Dataset items:

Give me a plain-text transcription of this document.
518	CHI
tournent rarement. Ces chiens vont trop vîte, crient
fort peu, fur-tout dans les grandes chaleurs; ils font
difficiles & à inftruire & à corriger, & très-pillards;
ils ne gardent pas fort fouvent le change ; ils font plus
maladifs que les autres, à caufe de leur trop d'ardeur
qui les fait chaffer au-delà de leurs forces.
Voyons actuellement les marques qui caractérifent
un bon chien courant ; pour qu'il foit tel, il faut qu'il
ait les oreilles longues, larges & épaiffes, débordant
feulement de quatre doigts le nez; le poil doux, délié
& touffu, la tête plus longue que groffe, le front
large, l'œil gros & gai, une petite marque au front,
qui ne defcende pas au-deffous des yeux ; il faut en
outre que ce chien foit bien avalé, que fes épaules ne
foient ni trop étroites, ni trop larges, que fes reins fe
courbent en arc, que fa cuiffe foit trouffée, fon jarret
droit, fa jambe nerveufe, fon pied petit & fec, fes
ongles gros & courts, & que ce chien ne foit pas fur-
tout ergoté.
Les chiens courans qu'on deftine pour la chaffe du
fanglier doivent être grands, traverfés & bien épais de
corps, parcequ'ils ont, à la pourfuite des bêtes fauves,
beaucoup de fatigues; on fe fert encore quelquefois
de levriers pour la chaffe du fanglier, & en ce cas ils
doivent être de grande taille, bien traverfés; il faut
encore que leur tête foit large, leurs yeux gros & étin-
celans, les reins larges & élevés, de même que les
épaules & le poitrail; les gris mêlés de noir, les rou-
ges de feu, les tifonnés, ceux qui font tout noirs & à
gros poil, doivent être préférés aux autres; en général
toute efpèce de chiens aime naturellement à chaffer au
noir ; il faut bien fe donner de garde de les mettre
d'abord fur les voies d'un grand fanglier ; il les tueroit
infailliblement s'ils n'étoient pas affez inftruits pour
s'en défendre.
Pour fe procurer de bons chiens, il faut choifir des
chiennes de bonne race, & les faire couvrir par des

> _TASK DESCRIPTION_: Each line of the listing should be echoed back exactly.

> _SOLUTION BELOW_:
Give me a plain-text transcription of this document.
518	CHI
tournent rarement. Ces chiens vont trop vîte, crient
fort peu, fur-tout dans les grandes chaleurs; ils font
difficiles & à inftruire & à corriger, & très-pillards;
ils ne gardent pas fort fouvent le change ; ils font plus
maladifs que les autres, à caufe de leur trop d'ardeur
qui les fait chaffer au-delà de leurs forces.
Voyons actuellement les marques qui caractérifent
un bon chien courant ; pour qu'il foit tel, il faut qu'il
ait les oreilles longues, larges & épaiffes, débordant
feulement de quatre doigts le nez; le poil doux, délié
& touffu, la tête plus longue que groffe, le front
large, l'œil gros & gai, une petite marque au front,
qui ne defcende pas au-deffous des yeux ; il faut en
outre que ce chien foit bien avalé, que fes épaules ne
foient ni trop étroites, ni trop larges, que fes reins fe
courbent en arc, que fa cuiffe foit trouffée, fon jarret
droit, fa jambe nerveufe, fon pied petit & fec, fes
ongles gros & courts, & que ce chien ne foit pas fur-
tout ergoté.
Les chiens courans qu'on deftine pour la chaffe du
fanglier doivent être grands, traverfés & bien épais de
corps, parcequ'ils ont, à la pourfuite des bêtes fauves,
beaucoup de fatigues; on fe fert encore quelquefois
de levriers pour la chaffe du fanglier, & en ce cas ils
doivent être de grande taille, bien traverfés; il faut
encore que leur tête foit large, leurs yeux gros & étin-
celans, les reins larges & élevés, de même que les
épaules & le poitrail; les gris mêlés de noir, les rou-
ges de feu, les tifonnés, ceux qui font tout noirs & à
gros poil, doivent être préférés aux autres; en général
toute efpèce de chiens aime naturellement à chaffer au
noir ; il faut bien fe donner de garde de les mettre
d'abord fur les voies d'un grand fanglier ; il les tueroit
infailliblement s'ils n'étoient pas affez inftruits pour
s'en défendre.
Pour fe procurer de bons chiens, il faut choifir des
chiennes de bonne race, & les faire couvrir par des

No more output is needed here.